Exercise description
Locate every line that holds the string "group" and copy it.

Task material

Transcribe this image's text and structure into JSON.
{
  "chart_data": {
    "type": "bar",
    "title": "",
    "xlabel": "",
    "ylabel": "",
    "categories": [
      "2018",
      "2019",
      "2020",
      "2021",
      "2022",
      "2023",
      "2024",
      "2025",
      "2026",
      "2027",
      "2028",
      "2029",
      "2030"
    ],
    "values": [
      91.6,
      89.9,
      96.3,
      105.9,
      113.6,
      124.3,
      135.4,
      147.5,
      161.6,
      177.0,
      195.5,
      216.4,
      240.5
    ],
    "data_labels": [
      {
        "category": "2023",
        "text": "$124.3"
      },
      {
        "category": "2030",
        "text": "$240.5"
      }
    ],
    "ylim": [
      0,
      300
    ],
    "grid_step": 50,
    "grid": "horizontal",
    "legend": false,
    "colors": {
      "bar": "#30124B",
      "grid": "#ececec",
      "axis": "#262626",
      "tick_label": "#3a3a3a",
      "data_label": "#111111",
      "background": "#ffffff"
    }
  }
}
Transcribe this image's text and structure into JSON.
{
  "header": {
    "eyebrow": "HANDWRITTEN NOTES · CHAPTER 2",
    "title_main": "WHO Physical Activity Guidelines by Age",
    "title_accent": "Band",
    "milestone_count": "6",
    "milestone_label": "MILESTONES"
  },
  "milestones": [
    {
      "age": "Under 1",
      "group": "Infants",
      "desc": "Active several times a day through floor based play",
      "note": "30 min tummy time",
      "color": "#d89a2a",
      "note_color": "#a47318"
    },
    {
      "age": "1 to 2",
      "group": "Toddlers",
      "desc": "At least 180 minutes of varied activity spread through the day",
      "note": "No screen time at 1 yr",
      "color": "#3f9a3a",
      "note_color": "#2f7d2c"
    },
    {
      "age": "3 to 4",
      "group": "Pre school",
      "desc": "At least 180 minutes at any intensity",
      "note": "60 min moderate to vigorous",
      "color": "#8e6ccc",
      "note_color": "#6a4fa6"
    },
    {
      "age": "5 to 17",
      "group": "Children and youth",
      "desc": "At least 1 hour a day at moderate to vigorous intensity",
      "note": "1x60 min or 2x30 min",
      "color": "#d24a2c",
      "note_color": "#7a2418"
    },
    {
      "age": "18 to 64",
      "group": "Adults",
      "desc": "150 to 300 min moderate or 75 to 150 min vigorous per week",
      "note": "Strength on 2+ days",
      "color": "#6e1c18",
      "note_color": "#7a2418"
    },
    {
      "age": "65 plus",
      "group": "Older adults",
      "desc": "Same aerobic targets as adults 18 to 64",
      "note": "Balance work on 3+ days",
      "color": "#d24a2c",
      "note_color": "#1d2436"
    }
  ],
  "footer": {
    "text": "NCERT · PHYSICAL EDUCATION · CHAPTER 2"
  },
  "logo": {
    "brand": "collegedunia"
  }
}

Result of this task
      "group": "Infants",
      "group": "Toddlers",
      "group": "Pre school",
      "group": "Children and youth",
      "group": "Adults",
      "group": "Older adults",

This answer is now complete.